=== Record set ===
= = =
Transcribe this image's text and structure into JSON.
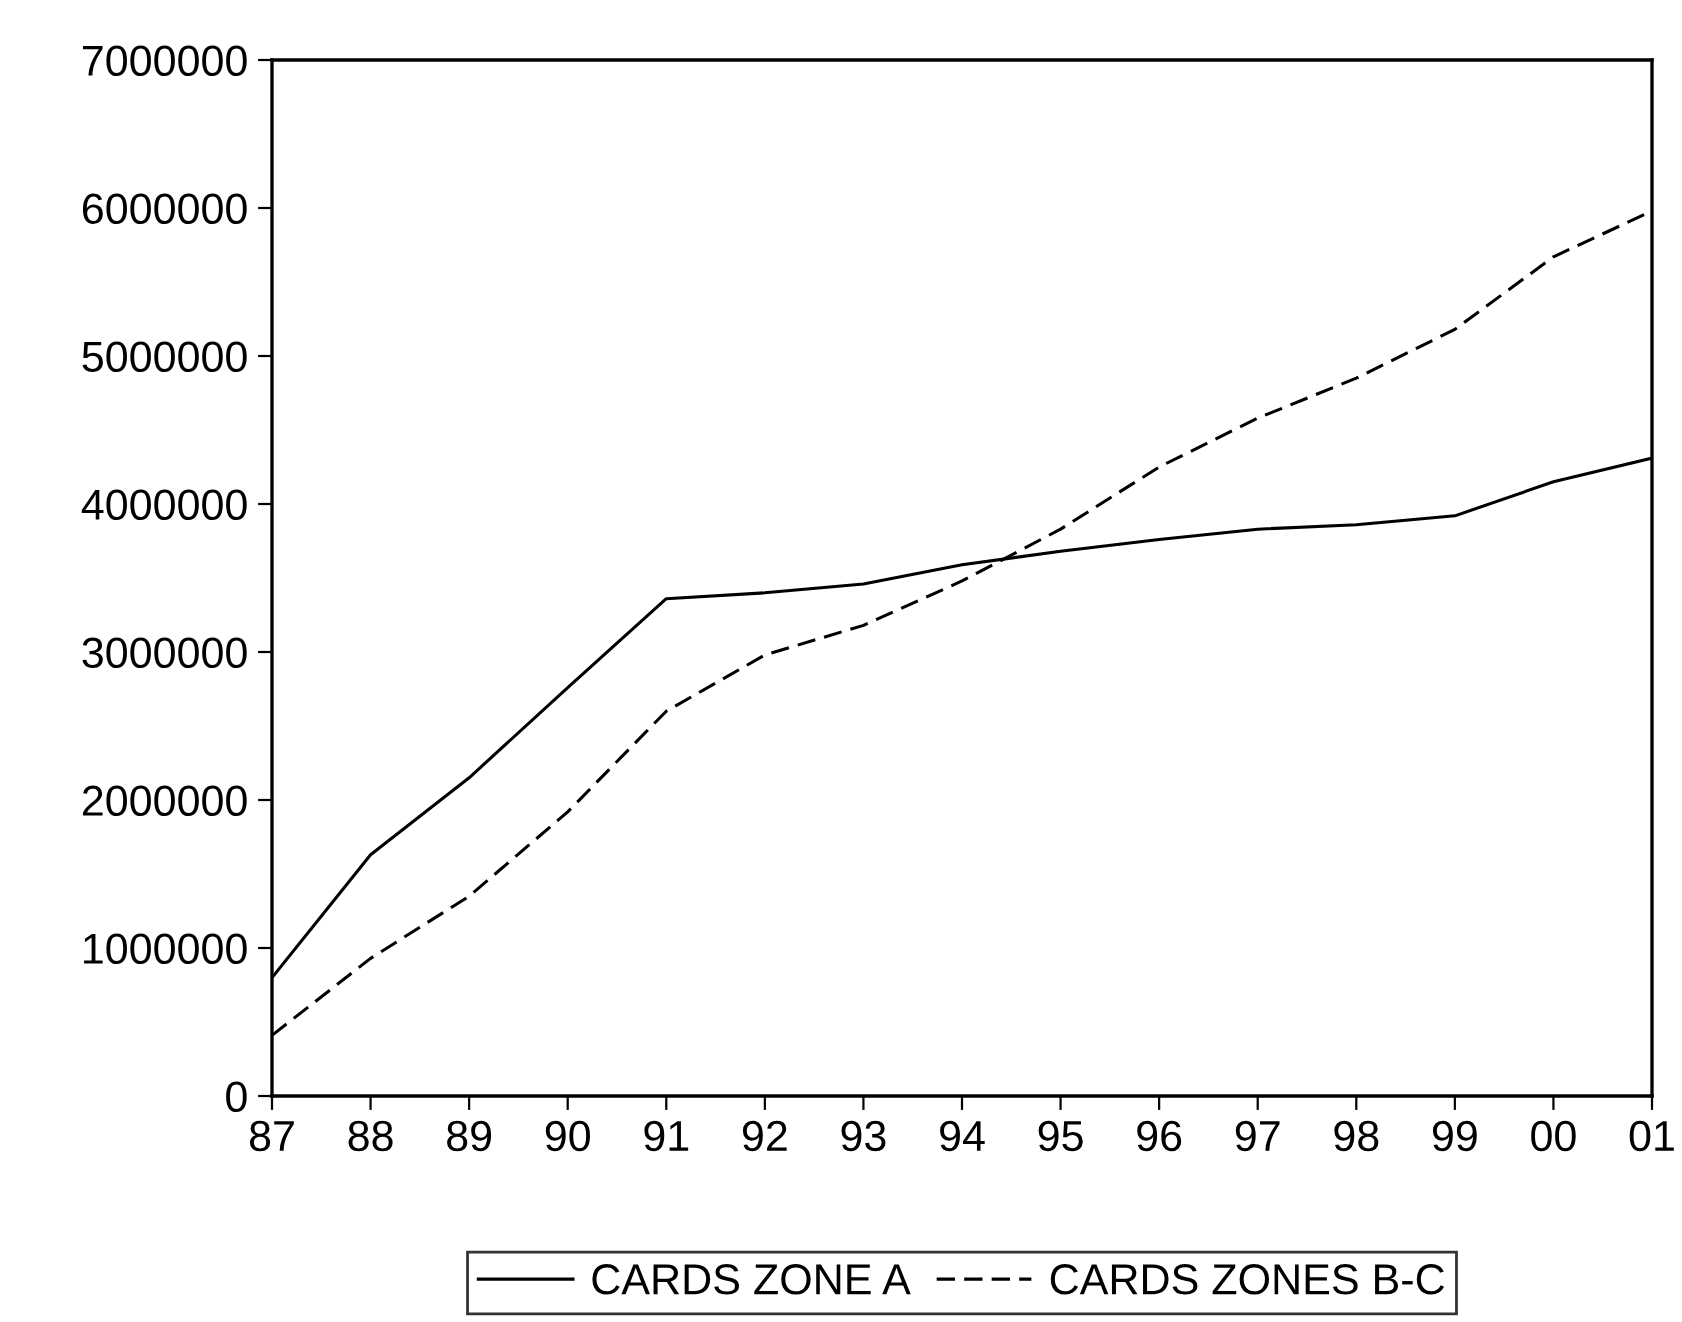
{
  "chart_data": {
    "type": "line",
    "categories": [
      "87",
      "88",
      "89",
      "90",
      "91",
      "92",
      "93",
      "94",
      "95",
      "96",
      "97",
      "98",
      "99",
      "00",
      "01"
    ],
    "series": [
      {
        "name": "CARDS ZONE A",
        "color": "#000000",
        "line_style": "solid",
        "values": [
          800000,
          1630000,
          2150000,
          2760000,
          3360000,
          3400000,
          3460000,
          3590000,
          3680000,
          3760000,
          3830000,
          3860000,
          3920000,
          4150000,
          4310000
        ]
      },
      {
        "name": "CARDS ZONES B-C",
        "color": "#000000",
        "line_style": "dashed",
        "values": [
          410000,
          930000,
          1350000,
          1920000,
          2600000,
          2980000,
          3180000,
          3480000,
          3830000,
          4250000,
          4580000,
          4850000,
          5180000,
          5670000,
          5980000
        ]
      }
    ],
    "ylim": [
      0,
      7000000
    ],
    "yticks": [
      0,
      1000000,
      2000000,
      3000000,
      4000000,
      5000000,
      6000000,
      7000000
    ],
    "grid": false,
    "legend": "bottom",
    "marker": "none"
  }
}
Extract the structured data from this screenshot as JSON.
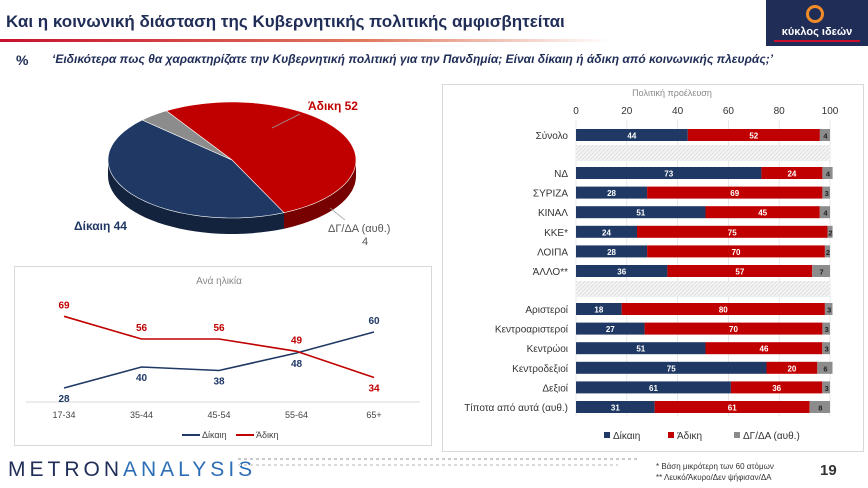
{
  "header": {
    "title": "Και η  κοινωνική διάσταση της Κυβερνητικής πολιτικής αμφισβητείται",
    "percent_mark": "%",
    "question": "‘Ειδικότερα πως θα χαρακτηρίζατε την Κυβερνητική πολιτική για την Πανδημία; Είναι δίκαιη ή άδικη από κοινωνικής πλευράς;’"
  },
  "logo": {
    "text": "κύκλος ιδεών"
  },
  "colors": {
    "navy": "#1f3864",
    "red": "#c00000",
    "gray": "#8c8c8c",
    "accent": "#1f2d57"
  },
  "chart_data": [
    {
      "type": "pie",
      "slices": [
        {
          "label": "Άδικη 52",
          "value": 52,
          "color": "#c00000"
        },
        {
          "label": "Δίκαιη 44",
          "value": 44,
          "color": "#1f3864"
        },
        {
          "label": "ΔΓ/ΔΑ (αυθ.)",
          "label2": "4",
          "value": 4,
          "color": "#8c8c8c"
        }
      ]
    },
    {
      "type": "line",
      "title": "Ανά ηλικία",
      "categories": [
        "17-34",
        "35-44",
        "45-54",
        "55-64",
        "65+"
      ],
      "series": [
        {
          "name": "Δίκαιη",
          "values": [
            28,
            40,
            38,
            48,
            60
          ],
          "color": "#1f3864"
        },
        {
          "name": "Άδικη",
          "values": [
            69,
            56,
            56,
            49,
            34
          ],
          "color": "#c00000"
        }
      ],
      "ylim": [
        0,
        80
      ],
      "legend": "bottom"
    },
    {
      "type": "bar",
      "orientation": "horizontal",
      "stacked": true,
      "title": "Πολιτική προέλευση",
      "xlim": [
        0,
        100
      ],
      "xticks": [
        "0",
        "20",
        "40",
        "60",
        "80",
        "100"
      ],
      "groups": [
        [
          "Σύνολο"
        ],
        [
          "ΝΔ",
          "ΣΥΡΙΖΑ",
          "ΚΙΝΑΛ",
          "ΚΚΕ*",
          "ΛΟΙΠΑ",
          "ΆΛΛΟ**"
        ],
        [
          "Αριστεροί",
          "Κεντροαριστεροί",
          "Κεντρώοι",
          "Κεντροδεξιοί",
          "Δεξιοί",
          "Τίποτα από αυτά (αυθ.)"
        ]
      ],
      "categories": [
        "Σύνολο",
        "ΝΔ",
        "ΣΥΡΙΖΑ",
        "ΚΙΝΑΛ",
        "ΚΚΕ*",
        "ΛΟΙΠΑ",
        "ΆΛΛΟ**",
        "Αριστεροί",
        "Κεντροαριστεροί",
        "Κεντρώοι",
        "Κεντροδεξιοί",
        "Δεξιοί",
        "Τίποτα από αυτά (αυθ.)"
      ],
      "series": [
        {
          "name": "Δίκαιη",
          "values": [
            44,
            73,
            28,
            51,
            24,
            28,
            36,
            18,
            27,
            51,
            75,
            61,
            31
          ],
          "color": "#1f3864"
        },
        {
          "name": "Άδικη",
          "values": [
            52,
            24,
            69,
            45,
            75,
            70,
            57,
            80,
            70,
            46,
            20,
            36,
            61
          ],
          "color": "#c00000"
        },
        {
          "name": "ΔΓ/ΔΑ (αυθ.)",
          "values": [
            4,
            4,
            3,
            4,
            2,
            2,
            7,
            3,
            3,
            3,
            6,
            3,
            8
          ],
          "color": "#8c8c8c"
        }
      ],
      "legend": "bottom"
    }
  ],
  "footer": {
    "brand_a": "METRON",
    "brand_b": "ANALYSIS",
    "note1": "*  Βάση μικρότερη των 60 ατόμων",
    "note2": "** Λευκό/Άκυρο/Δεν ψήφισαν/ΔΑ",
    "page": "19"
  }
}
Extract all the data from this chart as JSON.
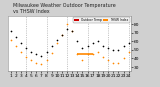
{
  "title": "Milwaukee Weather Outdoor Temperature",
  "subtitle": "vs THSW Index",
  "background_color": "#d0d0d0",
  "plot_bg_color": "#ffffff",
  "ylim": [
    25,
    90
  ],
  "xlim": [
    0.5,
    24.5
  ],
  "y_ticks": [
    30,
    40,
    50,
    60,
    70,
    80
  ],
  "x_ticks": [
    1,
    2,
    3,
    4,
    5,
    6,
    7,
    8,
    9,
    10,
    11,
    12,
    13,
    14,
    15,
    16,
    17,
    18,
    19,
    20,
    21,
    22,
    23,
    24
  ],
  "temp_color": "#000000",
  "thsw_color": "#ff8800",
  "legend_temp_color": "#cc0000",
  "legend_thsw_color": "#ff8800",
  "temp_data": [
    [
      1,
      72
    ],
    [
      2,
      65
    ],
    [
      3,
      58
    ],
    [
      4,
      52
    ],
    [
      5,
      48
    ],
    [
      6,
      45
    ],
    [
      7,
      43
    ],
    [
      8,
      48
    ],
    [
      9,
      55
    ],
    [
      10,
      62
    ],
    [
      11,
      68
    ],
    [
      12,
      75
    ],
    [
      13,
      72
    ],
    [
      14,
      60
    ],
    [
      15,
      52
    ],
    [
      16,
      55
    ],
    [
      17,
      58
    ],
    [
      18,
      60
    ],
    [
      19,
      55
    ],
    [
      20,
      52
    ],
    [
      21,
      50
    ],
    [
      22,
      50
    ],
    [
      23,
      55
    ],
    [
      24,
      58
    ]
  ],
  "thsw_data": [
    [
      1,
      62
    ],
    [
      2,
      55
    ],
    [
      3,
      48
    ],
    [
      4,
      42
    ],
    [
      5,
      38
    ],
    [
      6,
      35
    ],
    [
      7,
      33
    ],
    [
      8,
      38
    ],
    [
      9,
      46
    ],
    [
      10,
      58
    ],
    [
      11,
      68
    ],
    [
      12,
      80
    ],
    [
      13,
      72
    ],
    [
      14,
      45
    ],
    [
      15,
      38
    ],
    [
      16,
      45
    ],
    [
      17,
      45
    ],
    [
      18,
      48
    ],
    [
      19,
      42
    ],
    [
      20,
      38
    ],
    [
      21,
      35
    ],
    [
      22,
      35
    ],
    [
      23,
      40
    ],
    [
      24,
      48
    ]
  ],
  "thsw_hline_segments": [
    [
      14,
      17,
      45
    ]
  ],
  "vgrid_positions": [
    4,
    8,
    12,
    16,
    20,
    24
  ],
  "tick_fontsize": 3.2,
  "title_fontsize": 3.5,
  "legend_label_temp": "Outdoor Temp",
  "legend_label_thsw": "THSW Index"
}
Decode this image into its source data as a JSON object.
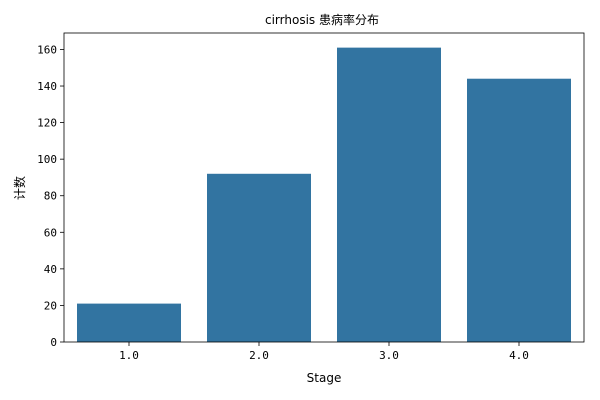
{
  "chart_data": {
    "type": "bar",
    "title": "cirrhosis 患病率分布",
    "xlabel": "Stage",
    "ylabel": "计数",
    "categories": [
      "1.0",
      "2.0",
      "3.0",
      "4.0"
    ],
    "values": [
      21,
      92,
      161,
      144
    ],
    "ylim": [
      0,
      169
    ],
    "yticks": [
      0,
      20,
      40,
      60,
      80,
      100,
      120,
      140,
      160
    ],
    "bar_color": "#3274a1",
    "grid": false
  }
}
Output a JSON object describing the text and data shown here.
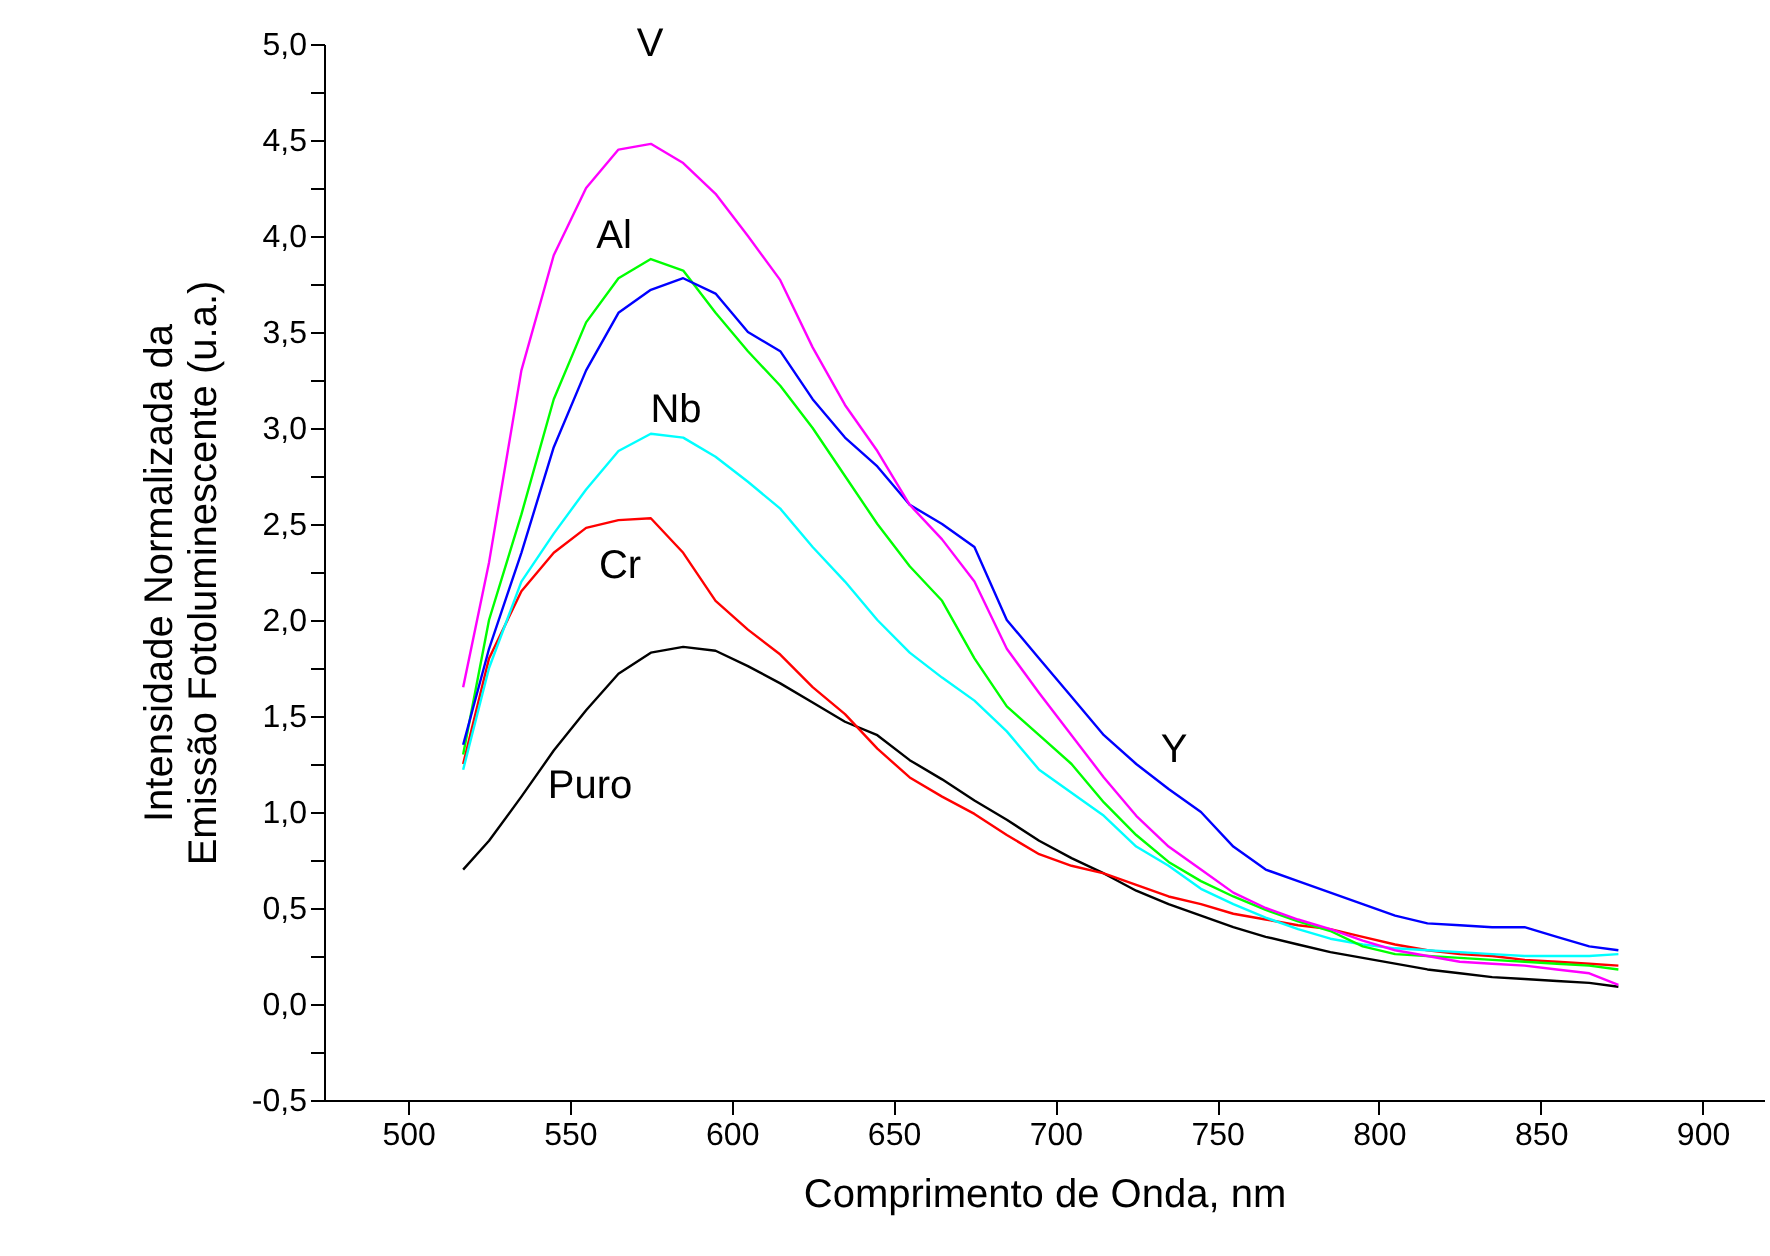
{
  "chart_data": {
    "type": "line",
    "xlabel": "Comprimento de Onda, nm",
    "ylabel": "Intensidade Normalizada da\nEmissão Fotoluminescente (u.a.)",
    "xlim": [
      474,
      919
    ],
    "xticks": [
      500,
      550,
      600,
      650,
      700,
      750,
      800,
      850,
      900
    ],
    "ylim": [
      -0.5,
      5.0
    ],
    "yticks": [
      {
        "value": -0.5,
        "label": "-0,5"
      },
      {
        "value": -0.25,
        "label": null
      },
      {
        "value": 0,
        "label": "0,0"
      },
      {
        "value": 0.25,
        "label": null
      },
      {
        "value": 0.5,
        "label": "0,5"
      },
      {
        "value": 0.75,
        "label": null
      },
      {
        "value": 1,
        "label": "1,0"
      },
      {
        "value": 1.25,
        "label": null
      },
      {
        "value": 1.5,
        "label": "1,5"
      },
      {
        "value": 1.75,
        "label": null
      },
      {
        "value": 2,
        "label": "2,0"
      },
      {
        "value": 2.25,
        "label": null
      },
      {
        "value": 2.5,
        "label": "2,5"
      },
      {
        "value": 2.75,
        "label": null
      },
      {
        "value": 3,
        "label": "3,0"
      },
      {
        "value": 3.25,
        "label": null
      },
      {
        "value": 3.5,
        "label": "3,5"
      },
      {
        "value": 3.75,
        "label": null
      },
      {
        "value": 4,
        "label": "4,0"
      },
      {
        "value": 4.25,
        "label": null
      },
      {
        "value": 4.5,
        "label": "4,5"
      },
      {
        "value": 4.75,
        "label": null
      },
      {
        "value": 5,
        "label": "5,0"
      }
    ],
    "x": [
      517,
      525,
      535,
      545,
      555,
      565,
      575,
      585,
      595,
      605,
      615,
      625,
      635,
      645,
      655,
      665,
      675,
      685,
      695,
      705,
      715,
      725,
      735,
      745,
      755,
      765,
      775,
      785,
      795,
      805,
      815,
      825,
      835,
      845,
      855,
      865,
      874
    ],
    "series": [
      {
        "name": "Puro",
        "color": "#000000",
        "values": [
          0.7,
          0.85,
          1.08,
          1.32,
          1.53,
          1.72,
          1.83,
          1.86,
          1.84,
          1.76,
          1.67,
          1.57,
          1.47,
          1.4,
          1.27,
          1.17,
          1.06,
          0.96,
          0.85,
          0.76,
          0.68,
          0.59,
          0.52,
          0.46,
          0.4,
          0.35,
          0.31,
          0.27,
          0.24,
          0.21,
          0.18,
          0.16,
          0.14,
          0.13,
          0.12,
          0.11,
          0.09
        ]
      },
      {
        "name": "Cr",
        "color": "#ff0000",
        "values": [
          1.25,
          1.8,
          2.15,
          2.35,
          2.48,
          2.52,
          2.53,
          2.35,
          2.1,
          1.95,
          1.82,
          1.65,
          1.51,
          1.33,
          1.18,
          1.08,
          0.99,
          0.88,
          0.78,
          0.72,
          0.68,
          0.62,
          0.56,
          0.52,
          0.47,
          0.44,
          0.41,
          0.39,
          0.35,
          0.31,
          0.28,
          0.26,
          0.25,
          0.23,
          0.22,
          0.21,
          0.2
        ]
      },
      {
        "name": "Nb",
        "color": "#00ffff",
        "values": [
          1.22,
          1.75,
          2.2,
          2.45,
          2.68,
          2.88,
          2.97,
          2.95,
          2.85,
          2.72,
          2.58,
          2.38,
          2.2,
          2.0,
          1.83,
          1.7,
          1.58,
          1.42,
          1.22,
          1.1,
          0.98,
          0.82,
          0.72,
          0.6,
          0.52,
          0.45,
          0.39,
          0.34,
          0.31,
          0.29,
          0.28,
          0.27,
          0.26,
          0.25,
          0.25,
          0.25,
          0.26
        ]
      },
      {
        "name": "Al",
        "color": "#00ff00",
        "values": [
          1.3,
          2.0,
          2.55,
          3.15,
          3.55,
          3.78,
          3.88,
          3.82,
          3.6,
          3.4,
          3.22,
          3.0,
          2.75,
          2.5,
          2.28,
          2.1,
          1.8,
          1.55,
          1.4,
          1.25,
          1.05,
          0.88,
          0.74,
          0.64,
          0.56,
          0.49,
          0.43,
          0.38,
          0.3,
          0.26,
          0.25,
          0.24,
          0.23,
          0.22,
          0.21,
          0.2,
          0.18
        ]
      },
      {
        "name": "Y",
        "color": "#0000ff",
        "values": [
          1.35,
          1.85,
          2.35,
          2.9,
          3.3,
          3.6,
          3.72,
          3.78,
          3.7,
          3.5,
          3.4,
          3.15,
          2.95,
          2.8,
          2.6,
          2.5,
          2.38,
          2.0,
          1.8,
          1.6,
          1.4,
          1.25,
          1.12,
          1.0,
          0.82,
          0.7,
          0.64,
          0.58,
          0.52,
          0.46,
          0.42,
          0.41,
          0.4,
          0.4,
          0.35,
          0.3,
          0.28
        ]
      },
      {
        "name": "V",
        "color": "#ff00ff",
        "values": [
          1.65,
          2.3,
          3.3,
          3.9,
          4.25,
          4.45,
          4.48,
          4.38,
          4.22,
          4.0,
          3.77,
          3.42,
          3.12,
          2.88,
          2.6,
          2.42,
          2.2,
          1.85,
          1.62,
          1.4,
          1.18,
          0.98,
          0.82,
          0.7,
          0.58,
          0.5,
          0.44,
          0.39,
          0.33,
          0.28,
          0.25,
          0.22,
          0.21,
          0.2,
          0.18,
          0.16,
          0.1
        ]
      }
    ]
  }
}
= = =
Among the entries above, how many lines include the word "text"? Reply with the number only.

3